* TASK DETAILS
Pick out the lines below with "title" and list them.

==== DATASET ROWS ====

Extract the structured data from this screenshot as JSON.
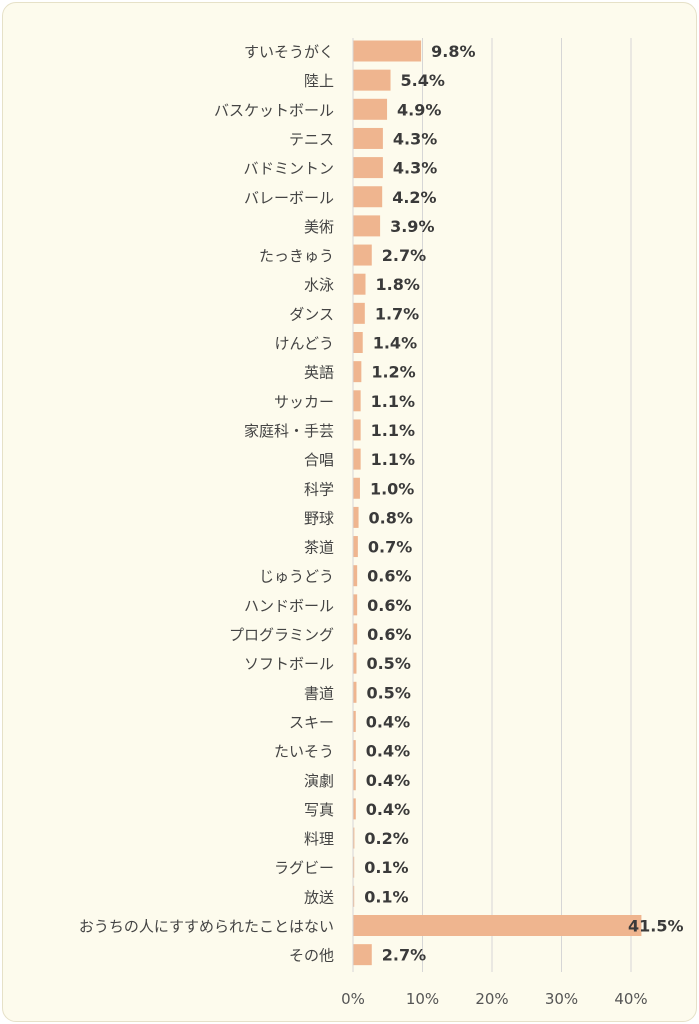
{
  "colors": {
    "bar": "#efb58f",
    "grid": "#d6d6d6",
    "background": "#fdfbed"
  },
  "chart_data": {
    "type": "bar",
    "orientation": "horizontal",
    "title": "",
    "xlabel": "",
    "ylabel": "",
    "xlim": [
      0,
      45
    ],
    "grid": true,
    "x_ticks": [
      0,
      10,
      20,
      30,
      40
    ],
    "x_tick_labels": [
      "0%",
      "10%",
      "20%",
      "30%",
      "40%"
    ],
    "categories": [
      "すいそうがく",
      "陸上",
      "バスケットボール",
      "テニス",
      "バドミントン",
      "バレーボール",
      "美術",
      "たっきゅう",
      "水泳",
      "ダンス",
      "けんどう",
      "英語",
      "サッカー",
      "家庭科・手芸",
      "合唱",
      "科学",
      "野球",
      "茶道",
      "じゅうどう",
      "ハンドボール",
      "プログラミング",
      "ソフトボール",
      "書道",
      "スキー",
      "たいそう",
      "演劇",
      "写真",
      "料理",
      "ラグビー",
      "放送",
      "おうちの人にすすめられたことはない",
      "その他"
    ],
    "values": [
      9.8,
      5.4,
      4.9,
      4.3,
      4.3,
      4.2,
      3.9,
      2.7,
      1.8,
      1.7,
      1.4,
      1.2,
      1.1,
      1.1,
      1.1,
      1.0,
      0.8,
      0.7,
      0.6,
      0.6,
      0.6,
      0.5,
      0.5,
      0.4,
      0.4,
      0.4,
      0.4,
      0.2,
      0.1,
      0.1,
      41.5,
      2.7
    ],
    "value_labels": [
      "9.8%",
      "5.4%",
      "4.9%",
      "4.3%",
      "4.3%",
      "4.2%",
      "3.9%",
      "2.7%",
      "1.8%",
      "1.7%",
      "1.4%",
      "1.2%",
      "1.1%",
      "1.1%",
      "1.1%",
      "1.0%",
      "0.8%",
      "0.7%",
      "0.6%",
      "0.6%",
      "0.6%",
      "0.5%",
      "0.5%",
      "0.4%",
      "0.4%",
      "0.4%",
      "0.4%",
      "0.2%",
      "0.1%",
      "0.1%",
      "41.5%",
      "2.7%"
    ]
  }
}
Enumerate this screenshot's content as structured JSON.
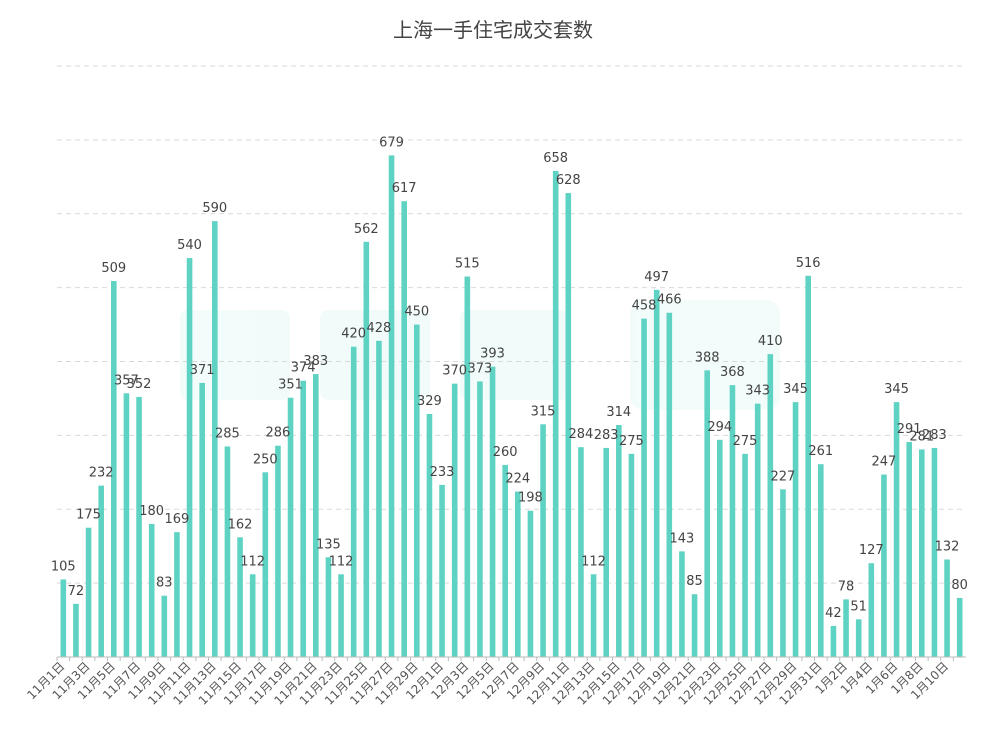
{
  "chart_data": {
    "type": "bar",
    "title": "上海一手住宅成交套数",
    "xlabel": "",
    "ylabel": "",
    "ylim": [
      0,
      800
    ],
    "grid": true,
    "bar_color": "#5fd3c3",
    "categories": [
      "11月1日",
      "11月2日",
      "11月3日",
      "11月4日",
      "11月5日",
      "11月6日",
      "11月7日",
      "11月8日",
      "11月9日",
      "11月10日",
      "11月11日",
      "11月12日",
      "11月13日",
      "11月14日",
      "11月15日",
      "11月16日",
      "11月17日",
      "11月18日",
      "11月19日",
      "11月20日",
      "11月21日",
      "11月22日",
      "11月23日",
      "11月24日",
      "11月25日",
      "11月26日",
      "11月27日",
      "11月28日",
      "11月29日",
      "11月30日",
      "12月1日",
      "12月2日",
      "12月3日",
      "12月4日",
      "12月5日",
      "12月6日",
      "12月7日",
      "12月8日",
      "12月9日",
      "12月10日",
      "12月11日",
      "12月12日",
      "12月13日",
      "12月14日",
      "12月15日",
      "12月16日",
      "12月17日",
      "12月18日",
      "12月19日",
      "12月20日",
      "12月21日",
      "12月22日",
      "12月23日",
      "12月24日",
      "12月25日",
      "12月26日",
      "12月27日",
      "12月28日",
      "12月29日",
      "12月30日",
      "12月31日",
      "1月1日",
      "1月2日",
      "1月3日",
      "1月4日",
      "1月5日",
      "1月6日",
      "1月7日",
      "1月8日",
      "1月9日",
      "1月10日",
      "1月11日"
    ],
    "shown_tick_labels": [
      "11月1日",
      "11月3日",
      "11月5日",
      "11月7日",
      "11月9日",
      "11月11日",
      "11月13日",
      "11月15日",
      "11月17日",
      "11月19日",
      "11月21日",
      "11月23日",
      "11月25日",
      "11月27日",
      "11月29日",
      "12月1日",
      "12月3日",
      "12月5日",
      "12月7日",
      "12月9日",
      "12月11日",
      "12月13日",
      "12月15日",
      "12月17日",
      "12月19日",
      "12月21日",
      "12月23日",
      "12月25日",
      "12月27日",
      "12月29日",
      "12月31日",
      "1月2日",
      "1月4日",
      "1月6日",
      "1月8日",
      "1月10日"
    ],
    "values": [
      105,
      72,
      175,
      232,
      509,
      357,
      352,
      180,
      83,
      169,
      540,
      371,
      590,
      285,
      162,
      112,
      250,
      286,
      351,
      374,
      383,
      135,
      112,
      420,
      562,
      428,
      679,
      617,
      450,
      329,
      233,
      370,
      515,
      373,
      393,
      260,
      224,
      198,
      315,
      658,
      628,
      284,
      112,
      283,
      314,
      275,
      458,
      497,
      466,
      143,
      85,
      388,
      294,
      368,
      275,
      343,
      410,
      227,
      345,
      516,
      261,
      42,
      78,
      51,
      127,
      247,
      345,
      291,
      281,
      283,
      132,
      80
    ]
  }
}
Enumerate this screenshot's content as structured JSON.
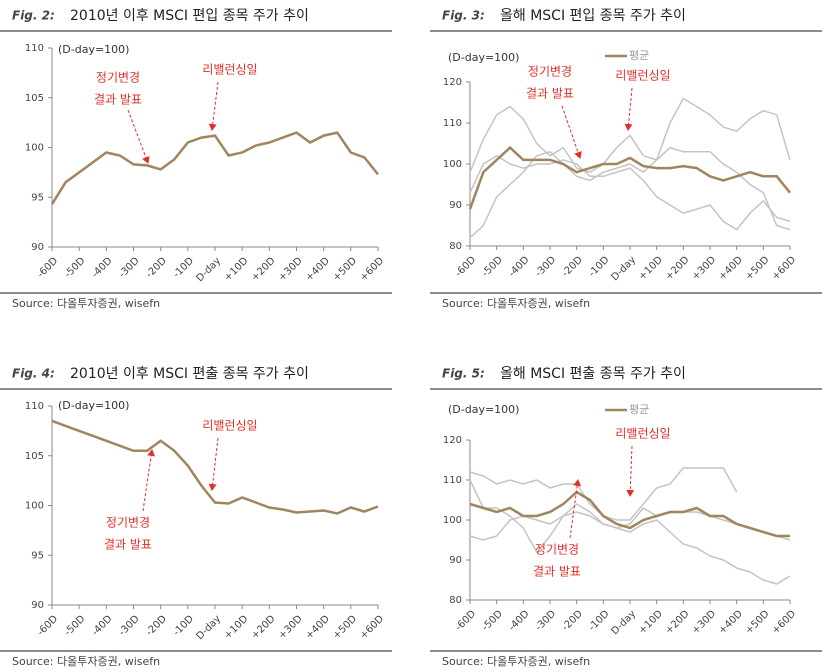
{
  "chart_data": [
    {
      "type": "line",
      "label": "Fig. 2:",
      "title": "2010년 이후 MSCI 편입 종목 주가 추이",
      "unit": "(D-day=100)",
      "annotations": [
        [
          "정기변경",
          "결과 발표"
        ],
        [
          "리밸런싱일"
        ]
      ],
      "source": "Source: 다올투자증권, wisefn",
      "xlim": [
        -60,
        60
      ],
      "ylim": [
        90,
        110
      ],
      "yticks": [
        90,
        95,
        100,
        105,
        110
      ],
      "xticks": [
        {
          "value": -60,
          "label": "-60D"
        },
        {
          "value": -50,
          "label": "-50D"
        },
        {
          "value": -40,
          "label": "-40D"
        },
        {
          "value": -30,
          "label": "-30D"
        },
        {
          "value": -20,
          "label": "-20D"
        },
        {
          "value": -10,
          "label": "-10D"
        },
        {
          "value": 0,
          "label": "D-day"
        },
        {
          "value": 10,
          "label": "+10D"
        },
        {
          "value": 20,
          "label": "+20D"
        },
        {
          "value": 30,
          "label": "+30D"
        },
        {
          "value": 40,
          "label": "+40D"
        },
        {
          "value": 50,
          "label": "+50D"
        },
        {
          "value": 60,
          "label": "+60D"
        }
      ],
      "x": [
        -60,
        -55,
        -50,
        -45,
        -40,
        -35,
        -30,
        -25,
        -20,
        -15,
        -10,
        -5,
        0,
        5,
        10,
        15,
        20,
        25,
        30,
        35,
        40,
        45,
        50,
        55,
        60
      ],
      "series": [
        {
          "color": "#a08560",
          "values": [
            94.3,
            96.5,
            97.5,
            98.5,
            99.5,
            99.2,
            98.3,
            98.2,
            97.8,
            98.8,
            100.5,
            101,
            101.2,
            99.2,
            99.5,
            100.2,
            100.5,
            101,
            101.5,
            100.5,
            101.2,
            101.5,
            99.5,
            99,
            97.3
          ]
        }
      ]
    },
    {
      "type": "line",
      "label": "Fig. 3:",
      "title": "올해 MSCI 편입 종목 주가 추이",
      "unit": "(D-day=100)",
      "annotations": [
        [
          "정기변경",
          "결과 발표"
        ],
        [
          "리밸런싱일"
        ]
      ],
      "source": "Source: 다올투자증권, wisefn",
      "xlim": [
        -60,
        60
      ],
      "ylim": [
        80,
        120
      ],
      "yticks": [
        80,
        90,
        100,
        110,
        120
      ],
      "xticks": [
        {
          "value": -60,
          "label": "-60D"
        },
        {
          "value": -50,
          "label": "-50D"
        },
        {
          "value": -40,
          "label": "-40D"
        },
        {
          "value": -30,
          "label": "-30D"
        },
        {
          "value": -20,
          "label": "-20D"
        },
        {
          "value": -10,
          "label": "-10D"
        },
        {
          "value": 0,
          "label": "D-day"
        },
        {
          "value": 10,
          "label": "+10D"
        },
        {
          "value": 20,
          "label": "+20D"
        },
        {
          "value": 30,
          "label": "+30D"
        },
        {
          "value": 40,
          "label": "+40D"
        },
        {
          "value": 50,
          "label": "+50D"
        },
        {
          "value": 60,
          "label": "+60D"
        }
      ],
      "x": [
        -60,
        -55,
        -50,
        -45,
        -40,
        -35,
        -30,
        -25,
        -20,
        -15,
        -10,
        -5,
        0,
        5,
        10,
        15,
        20,
        25,
        30,
        35,
        40,
        45,
        50,
        55,
        60
      ],
      "series": [
        {
          "color": "#c4c4c4",
          "values": [
            98,
            106,
            112,
            114,
            111,
            105,
            102,
            104,
            99,
            98,
            100,
            104,
            107,
            102,
            101,
            110,
            116,
            114,
            112,
            109,
            108,
            111,
            113,
            112,
            101
          ]
        },
        {
          "color": "#c4c4c4",
          "values": [
            82,
            85,
            92,
            95,
            98,
            102,
            103,
            100,
            97,
            96,
            98,
            99,
            100,
            98,
            101,
            104,
            103,
            103,
            103,
            100,
            98,
            95,
            93,
            85,
            84
          ]
        },
        {
          "color": "#c4c4c4",
          "values": [
            93,
            100,
            102,
            100,
            99,
            100,
            100,
            101,
            100,
            97,
            97,
            98,
            99,
            96,
            92,
            90,
            88,
            89,
            90,
            86,
            84,
            88,
            91,
            87,
            86
          ]
        },
        {
          "name": "평균",
          "color": "#a08560",
          "values": [
            89,
            98,
            101,
            104,
            101,
            101,
            101,
            100,
            98,
            99,
            100,
            100,
            101.5,
            99.5,
            99,
            99,
            99.5,
            99,
            97,
            96,
            97,
            98,
            97,
            97,
            93
          ]
        }
      ]
    },
    {
      "type": "line",
      "label": "Fig. 4:",
      "title": "2010년 이후 MSCI 편출 종목 주가 추이",
      "unit": "(D-day=100)",
      "annotations": [
        [
          "리밸런싱일"
        ],
        [
          "정기변경",
          "결과 발표"
        ]
      ],
      "source": "Source: 다올투자증권, wisefn",
      "xlim": [
        -60,
        60
      ],
      "ylim": [
        90,
        110
      ],
      "yticks": [
        90,
        95,
        100,
        105,
        110
      ],
      "xticks": [
        {
          "value": -60,
          "label": "-60D"
        },
        {
          "value": -50,
          "label": "-50D"
        },
        {
          "value": -40,
          "label": "-40D"
        },
        {
          "value": -30,
          "label": "-30D"
        },
        {
          "value": -20,
          "label": "-20D"
        },
        {
          "value": -10,
          "label": "-10D"
        },
        {
          "value": 0,
          "label": "D-day"
        },
        {
          "value": 10,
          "label": "+10D"
        },
        {
          "value": 20,
          "label": "+20D"
        },
        {
          "value": 30,
          "label": "+30D"
        },
        {
          "value": 40,
          "label": "+40D"
        },
        {
          "value": 50,
          "label": "+50D"
        },
        {
          "value": 60,
          "label": "+60D"
        }
      ],
      "x": [
        -60,
        -55,
        -50,
        -45,
        -40,
        -35,
        -30,
        -25,
        -20,
        -15,
        -10,
        -5,
        0,
        5,
        10,
        15,
        20,
        25,
        30,
        35,
        40,
        45,
        50,
        55,
        60
      ],
      "series": [
        {
          "color": "#a08560",
          "values": [
            108.5,
            108,
            107.5,
            107,
            106.5,
            106,
            105.5,
            105.5,
            106.5,
            105.5,
            104,
            102,
            100.3,
            100.2,
            100.8,
            100.3,
            99.8,
            99.6,
            99.3,
            99.4,
            99.5,
            99.2,
            99.8,
            99.4,
            99.9
          ]
        }
      ]
    },
    {
      "type": "line",
      "label": "Fig. 5:",
      "title": "올해 MSCI 편출 종목 주가 추이",
      "unit": "(D-day=100)",
      "annotations": [
        [
          "리밸런싱일"
        ],
        [
          "정기변경",
          "결과 발표"
        ]
      ],
      "source": "Source: 다올투자증권, wisefn",
      "xlim": [
        -60,
        60
      ],
      "ylim": [
        80,
        120
      ],
      "yticks": [
        80,
        90,
        100,
        110,
        120
      ],
      "xticks": [
        {
          "value": -60,
          "label": "-60D"
        },
        {
          "value": -50,
          "label": "-50D"
        },
        {
          "value": -40,
          "label": "-40D"
        },
        {
          "value": -30,
          "label": "-30D"
        },
        {
          "value": -20,
          "label": "-20D"
        },
        {
          "value": -10,
          "label": "-10D"
        },
        {
          "value": 0,
          "label": "D-day"
        },
        {
          "value": 10,
          "label": "+10D"
        },
        {
          "value": 20,
          "label": "+20D"
        },
        {
          "value": 30,
          "label": "+30D"
        },
        {
          "value": 40,
          "label": "+40D"
        },
        {
          "value": 50,
          "label": "+50D"
        },
        {
          "value": 60,
          "label": "+60D"
        }
      ],
      "x": [
        -60,
        -55,
        -50,
        -45,
        -40,
        -35,
        -30,
        -25,
        -20,
        -15,
        -10,
        -5,
        0,
        5,
        10,
        15,
        20,
        25,
        30,
        35,
        40,
        45,
        50,
        55,
        60
      ],
      "series": [
        {
          "color": "#c4c4c4",
          "values": [
            112,
            111,
            109,
            110,
            109,
            110,
            108,
            109,
            109,
            104,
            101,
            100,
            100,
            104,
            108,
            109,
            113,
            113,
            113,
            113,
            107,
            null,
            null,
            null,
            null
          ]
        },
        {
          "color": "#c4c4c4",
          "values": [
            96,
            95,
            96,
            100,
            101,
            100,
            99,
            101,
            102,
            101,
            99,
            98,
            97,
            99,
            100,
            97,
            94,
            93,
            91,
            90,
            88,
            87,
            85,
            84,
            86
          ]
        },
        {
          "color": "#c4c4c4",
          "values": [
            110,
            103,
            103,
            101,
            98,
            92,
            96,
            101,
            104,
            102,
            99,
            98,
            99,
            103,
            101,
            102,
            102,
            102,
            101,
            100,
            99,
            98,
            97,
            96,
            95
          ]
        },
        {
          "name": "평균",
          "color": "#a08560",
          "values": [
            104,
            103,
            102,
            103,
            101,
            101,
            102,
            104,
            107,
            105,
            101,
            99,
            98,
            100,
            101,
            102,
            102,
            103,
            101,
            101,
            99,
            98,
            97,
            96,
            96
          ]
        }
      ]
    }
  ]
}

====

* THE OUTPUT
    "title": "",
    "title": "上海一手住宅成交套数",
      "title": "2010년 이후 MSCI 편입 종목 주가 추이",
      "title": "올해 MSCI 편입 종목 주가 추이",
      "title": "2010년 이후 MSCI 편출 종목 주가 추이",
      "title": "올해 MSCI 편출 종목 주가 추이",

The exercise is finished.